*Your objective:* Transcribe the listing in full, excluding any pictures.

*Available records:*
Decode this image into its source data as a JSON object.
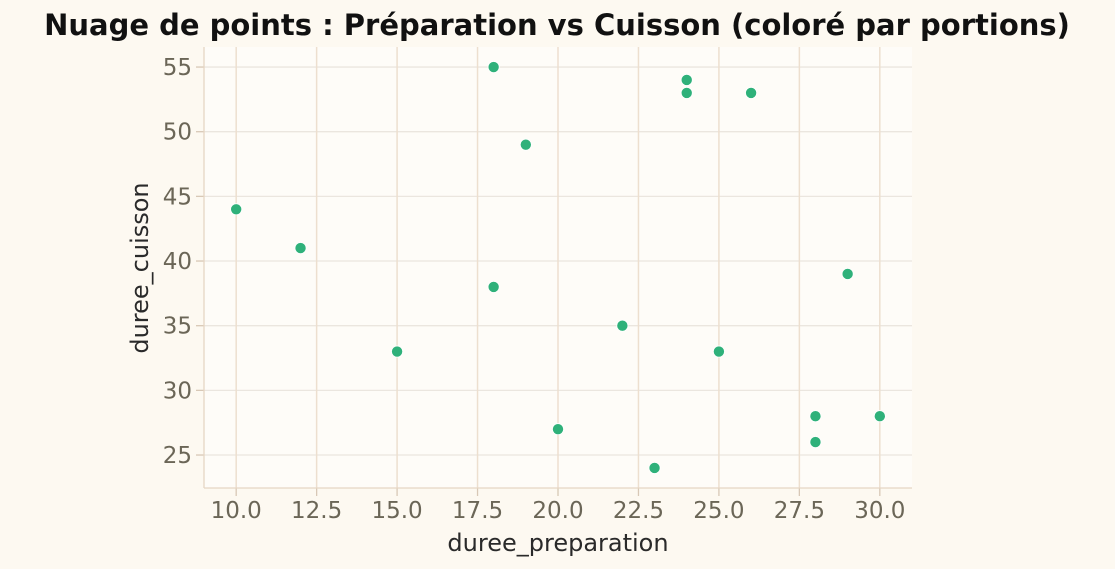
{
  "chart_data": {
    "type": "scatter",
    "title": "Nuage de points : Préparation vs Cuisson (coloré par portions)",
    "xlabel": "duree_preparation",
    "ylabel": "duree_cuisson",
    "xlim": [
      9.0,
      31.0
    ],
    "ylim": [
      22.45,
      56.55
    ],
    "xticks": [
      "10.0",
      "12.5",
      "15.0",
      "17.5",
      "20.0",
      "22.5",
      "25.0",
      "27.5",
      "30.0"
    ],
    "yticks": [
      "25",
      "30",
      "35",
      "40",
      "45",
      "50",
      "55"
    ],
    "grid": true,
    "point_color": "#2fb17a",
    "background_color": "#fdf9f1",
    "plot_background_color": "#fefcf8",
    "points": [
      {
        "x": 10,
        "y": 44
      },
      {
        "x": 12,
        "y": 41
      },
      {
        "x": 15,
        "y": 33
      },
      {
        "x": 18,
        "y": 55
      },
      {
        "x": 18,
        "y": 38
      },
      {
        "x": 19,
        "y": 49
      },
      {
        "x": 20,
        "y": 27
      },
      {
        "x": 22,
        "y": 35
      },
      {
        "x": 23,
        "y": 24
      },
      {
        "x": 24,
        "y": 54
      },
      {
        "x": 24,
        "y": 53
      },
      {
        "x": 25,
        "y": 33
      },
      {
        "x": 26,
        "y": 53
      },
      {
        "x": 28,
        "y": 28
      },
      {
        "x": 28,
        "y": 26
      },
      {
        "x": 29,
        "y": 39
      },
      {
        "x": 30,
        "y": 28
      }
    ]
  }
}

*Exercise solution:*
Decode this image into its source data as a JSON object.
{
  "chart_data": {
    "type": "scatter",
    "title": "Nuage de points : Préparation vs Cuisson (coloré par portions)",
    "xlabel": "duree_preparation",
    "ylabel": "duree_cuisson",
    "xlim": [
      9.0,
      31.0
    ],
    "ylim": [
      22.45,
      56.55
    ],
    "xticks": [
      "10.0",
      "12.5",
      "15.0",
      "17.5",
      "20.0",
      "22.5",
      "25.0",
      "27.5",
      "30.0"
    ],
    "yticks": [
      "25",
      "30",
      "35",
      "40",
      "45",
      "50",
      "55"
    ],
    "grid": true,
    "point_color": "#2fb17a",
    "background_color": "#fdf9f1",
    "plot_background_color": "#fefcf8",
    "points": [
      {
        "x": 10,
        "y": 44
      },
      {
        "x": 12,
        "y": 41
      },
      {
        "x": 15,
        "y": 33
      },
      {
        "x": 18,
        "y": 55
      },
      {
        "x": 18,
        "y": 38
      },
      {
        "x": 19,
        "y": 49
      },
      {
        "x": 20,
        "y": 27
      },
      {
        "x": 22,
        "y": 35
      },
      {
        "x": 23,
        "y": 24
      },
      {
        "x": 24,
        "y": 54
      },
      {
        "x": 24,
        "y": 53
      },
      {
        "x": 25,
        "y": 33
      },
      {
        "x": 26,
        "y": 53
      },
      {
        "x": 28,
        "y": 28
      },
      {
        "x": 28,
        "y": 26
      },
      {
        "x": 29,
        "y": 39
      },
      {
        "x": 30,
        "y": 28
      }
    ]
  }
}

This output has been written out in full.